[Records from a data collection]
┏━━
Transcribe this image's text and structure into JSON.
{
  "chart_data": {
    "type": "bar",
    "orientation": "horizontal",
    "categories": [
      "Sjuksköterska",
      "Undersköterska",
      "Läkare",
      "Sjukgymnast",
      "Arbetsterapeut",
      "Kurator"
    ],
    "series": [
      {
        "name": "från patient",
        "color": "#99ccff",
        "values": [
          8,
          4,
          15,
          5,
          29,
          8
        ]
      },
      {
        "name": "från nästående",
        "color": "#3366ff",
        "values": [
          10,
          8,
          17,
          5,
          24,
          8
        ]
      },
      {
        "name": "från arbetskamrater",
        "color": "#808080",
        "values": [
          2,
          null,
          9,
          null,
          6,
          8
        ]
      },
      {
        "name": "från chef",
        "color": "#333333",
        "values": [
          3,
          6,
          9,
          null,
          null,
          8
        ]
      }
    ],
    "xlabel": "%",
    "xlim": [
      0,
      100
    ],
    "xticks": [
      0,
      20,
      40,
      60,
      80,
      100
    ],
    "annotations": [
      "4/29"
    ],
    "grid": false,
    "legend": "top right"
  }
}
┗━━
* _Instructions to follow_: Return the whole listing exactly, with every line included.

* _Answer to the task_:
Transcribe this image's text and structure into JSON.
{
  "chart_data": {
    "type": "bar",
    "orientation": "horizontal",
    "categories": [
      "Sjuksköterska",
      "Undersköterska",
      "Läkare",
      "Sjukgymnast",
      "Arbetsterapeut",
      "Kurator"
    ],
    "series": [
      {
        "name": "från patient",
        "color": "#99ccff",
        "values": [
          8,
          4,
          15,
          5,
          29,
          8
        ]
      },
      {
        "name": "från nästående",
        "color": "#3366ff",
        "values": [
          10,
          8,
          17,
          5,
          24,
          8
        ]
      },
      {
        "name": "från arbetskamrater",
        "color": "#808080",
        "values": [
          2,
          null,
          9,
          null,
          6,
          8
        ]
      },
      {
        "name": "från chef",
        "color": "#333333",
        "values": [
          3,
          6,
          9,
          null,
          null,
          8
        ]
      }
    ],
    "xlabel": "%",
    "xlim": [
      0,
      100
    ],
    "xticks": [
      0,
      20,
      40,
      60,
      80,
      100
    ],
    "annotations": [
      "4/29"
    ],
    "grid": false,
    "legend": "top right"
  }
}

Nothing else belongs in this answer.